■ **Required work**
Write out the full set of records exactly. Any pictures in them do not belong in the copy.

■ **Data records**
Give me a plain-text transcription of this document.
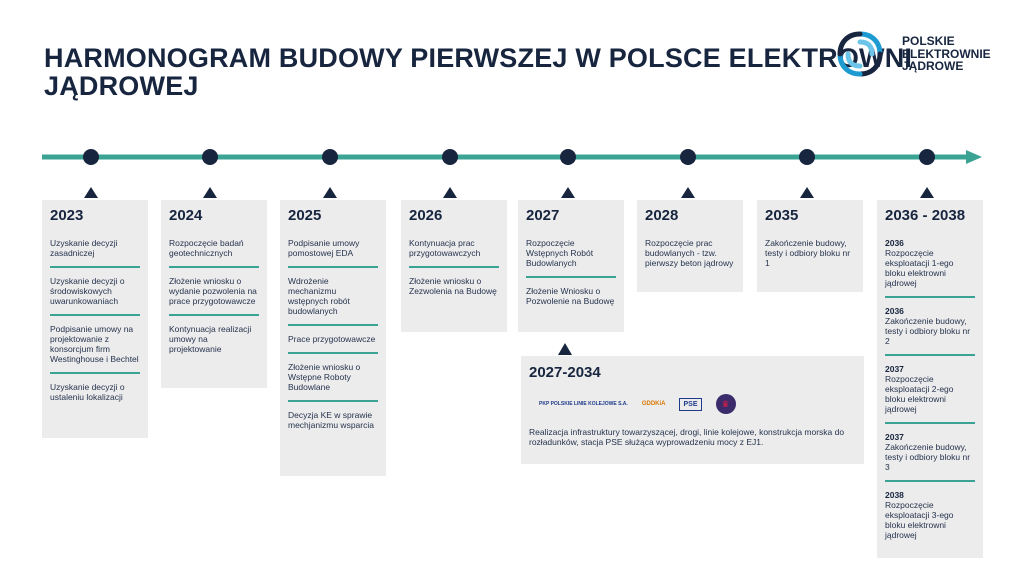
HARMONOGRAM BUDOWY PIERWSZEJ W POLSCE ELEKTROWNI JĄDROWEJ
POLSKIE
ELEKTROWNIE
JĄDROWE
2023
Uzyskanie decyzji zasadniczej
Uzyskanie decyzji o środowiskowych uwarunkowaniach
Podpisanie umowy na projektowanie z konsorcjum firm Westinghouse i Bechtel
Uzyskanie decyzji o ustaleniu lokalizacji
2024
Rozpoczęcie badań geotechnicznych
Złożenie wniosku o wydanie pozwolenia na prace przygotowawcze
Kontynuacja realizacji umowy na projektowanie
2025
Podpisanie umowy pomostowej EDA
Wdrożenie mechanizmu wstępnych robót budowlanych
Prace przygotowawcze
Złożenie wniosku o Wstępne Roboty Budowlane
Decyzja KE w sprawie mechjanizmu wsparcia
2026
Kontynuacja prac przygotowawczych
Złożenie wniosku o Zezwolenia na Budowę
2027
Rozpoczęcie Wstępnych Robót Budowlanych
Złożenie Wniosku o Pozwolenie na Budowę
2028
Rozpoczęcie prac budowlanych - tzw. pierwszy beton jądrowy
2035
Zakończenie budowy, testy i odbiory bloku nr 1
2036 - 2038
2036
Rozpoczęcie eksploatacji 1-ego bloku elektrowni jądrowej
2036
Zakończenie budowy, testy i odbiory bloku nr 2
2037
Rozpoczęcie eksploatacji 2-ego bloku elektrowni jądrowej
2037
Zakończenie budowy, testy i odbiory bloku nr 3
2038
Rozpoczęcie eksploatacji 3-ego bloku elektrowni jądrowej
2027-2034
PKP POLSKIE LINIE KOLEJOWE S.A. GDDKiA	PSE	♛
Realizacja infrastruktury towarzyszącej, drogi, linie kolejowe, konstrukcja morska do rozładunków, stacja PSE służąca wyprowadzeniu mocy z EJ1.
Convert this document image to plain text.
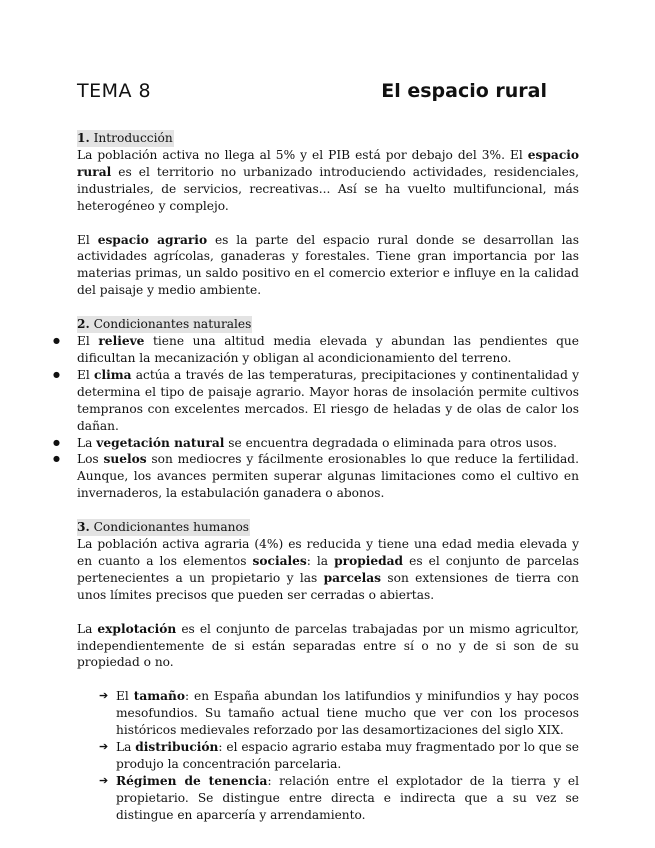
TEMA 8	El espacio rural
1. Introducción

La población activa no llega al 5% y el PIB está por debajo del 3%. El espacio rural es el territorio no urbanizado introduciendo actividades, residenciales, industriales, de servicios, recreativas... Así se ha vuelto multifuncional, más heterogéneo y complejo.

El espacio agrario es la parte del espacio rural donde se desarrollan las actividades agrícolas, ganaderas y forestales. Tiene gran importancia por las materias primas, un saldo positivo en el comercio exterior e influye en la calidad del paisaje y medio ambiente.

2. Condicionantes naturales
● El relieve tiene una altitud media elevada y abundan las pendientes que dificultan la mecanización y obligan al acondicionamiento del terreno.
● El clima actúa a través de las temperaturas, precipitaciones y continentalidad y determina el tipo de paisaje agrario. Mayor horas de insolación permite cultivos tempranos con excelentes mercados. El riesgo de heladas y de olas de calor los dañan.
● La vegetación natural se encuentra degradada o eliminada para otros usos.
● Los suelos son mediocres y fácilmente erosionables lo que reduce la fertilidad. Aunque, los avances permiten superar algunas limitaciones como el cultivo en invernaderos, la estabulación ganadera o abonos.
3. Condicionantes humanos

La población activa agraria (4%) es reducida y tiene una edad media elevada y en cuanto a los elementos sociales: la propiedad es el conjunto de parcelas pertenecientes a un propietario y las parcelas son extensiones de tierra con unos límites precisos que pueden ser cerradas o abiertas.

La explotación es el conjunto de parcelas trabajadas por un mismo agricultor, independientemente de si están separadas entre sí o no y de si son de su propiedad o no.

➔ El tamaño: en España abundan los latifundios y minifundios y hay pocos mesofundios. Su tamaño actual tiene mucho que ver con los procesos históricos medievales reforzado por las desamortizaciones del siglo XIX.
➔ La distribución: el espacio agrario estaba muy fragmentado por lo que se produjo la concentración parcelaria.
➔ Régimen de tenencia: relación entre el explotador de la tierra y el propietario. Se distingue entre directa e indirecta que a su vez se distingue en aparcería y arrendamiento.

■ **The output**
Give me a plain-text transcription of this document.
HARMONOGRAM BUDOWY PIERWSZEJ W POLSCE ELEKTROWNI JĄDROWEJ
POLSKIE
ELEKTROWNIE
JĄDROWE
2023
Uzyskanie decyzji zasadniczej
Uzyskanie decyzji o środowiskowych uwarunkowaniach
Podpisanie umowy na projektowanie z konsorcjum firm Westinghouse i Bechtel
Uzyskanie decyzji o ustaleniu lokalizacji
2024
Rozpoczęcie badań geotechnicznych
Złożenie wniosku o wydanie pozwolenia na prace przygotowawcze
Kontynuacja realizacji umowy na projektowanie
2025
Podpisanie umowy pomostowej EDA
Wdrożenie mechanizmu wstępnych robót budowlanych
Prace przygotowawcze
Złożenie wniosku o Wstępne Roboty Budowlane
Decyzja KE w sprawie mechjanizmu wsparcia
2026
Kontynuacja prac przygotowawczych
Złożenie wniosku o Zezwolenia na Budowę
2027
Rozpoczęcie Wstępnych Robót Budowlanych
Złożenie Wniosku o Pozwolenie na Budowę
2028
Rozpoczęcie prac budowlanych - tzw. pierwszy beton jądrowy
2035
Zakończenie budowy, testy i odbiory bloku nr 1
2036 - 2038
2036
Rozpoczęcie eksploatacji 1-ego bloku elektrowni jądrowej
2036
Zakończenie budowy, testy i odbiory bloku nr 2
2037
Rozpoczęcie eksploatacji 2-ego bloku elektrowni jądrowej
2037
Zakończenie budowy, testy i odbiory bloku nr 3
2038
Rozpoczęcie eksploatacji 3-ego bloku elektrowni jądrowej
2027-2034
PKP POLSKIE LINIE KOLEJOWE S.A. GDDKiA	PSE	♛
Realizacja infrastruktury towarzyszącej, drogi, linie kolejowe, konstrukcja morska do rozładunków, stacja PSE służąca wyprowadzeniu mocy z EJ1.
Convert this document image to plain text.
TEMA 8	El espacio rural
1. Introducción

La población activa no llega al 5% y el PIB está por debajo del 3%. El espacio rural es el territorio no urbanizado introduciendo actividades, residenciales, industriales, de servicios, recreativas... Así se ha vuelto multifuncional, más heterogéneo y complejo.

El espacio agrario es la parte del espacio rural donde se desarrollan las actividades agrícolas, ganaderas y forestales. Tiene gran importancia por las materias primas, un saldo positivo en el comercio exterior e influye en la calidad del paisaje y medio ambiente.

2. Condicionantes naturales
● El relieve tiene una altitud media elevada y abundan las pendientes que dificultan la mecanización y obligan al acondicionamiento del terreno.
● El clima actúa a través de las temperaturas, precipitaciones y continentalidad y determina el tipo de paisaje agrario. Mayor horas de insolación permite cultivos tempranos con excelentes mercados. El riesgo de heladas y de olas de calor los dañan.
● La vegetación natural se encuentra degradada o eliminada para otros usos.
● Los suelos son mediocres y fácilmente erosionables lo que reduce la fertilidad. Aunque, los avances permiten superar algunas limitaciones como el cultivo en invernaderos, la estabulación ganadera o abonos.
3. Condicionantes humanos

La población activa agraria (4%) es reducida y tiene una edad media elevada y en cuanto a los elementos sociales: la propiedad es el conjunto de parcelas pertenecientes a un propietario y las parcelas son extensiones de tierra con unos límites precisos que pueden ser cerradas o abiertas.

La explotación es el conjunto de parcelas trabajadas por un mismo agricultor, independientemente de si están separadas entre sí o no y de si son de su propiedad o no.

➔ El tamaño: en España abundan los latifundios y minifundios y hay pocos mesofundios. Su tamaño actual tiene mucho que ver con los procesos históricos medievales reforzado por las desamortizaciones del siglo XIX.
➔ La distribución: el espacio agrario estaba muy fragmentado por lo que se produjo la concentración parcelaria.
➔ Régimen de tenencia: relación entre el explotador de la tierra y el propietario. Se distingue entre directa e indirecta que a su vez se distingue en aparcería y arrendamiento.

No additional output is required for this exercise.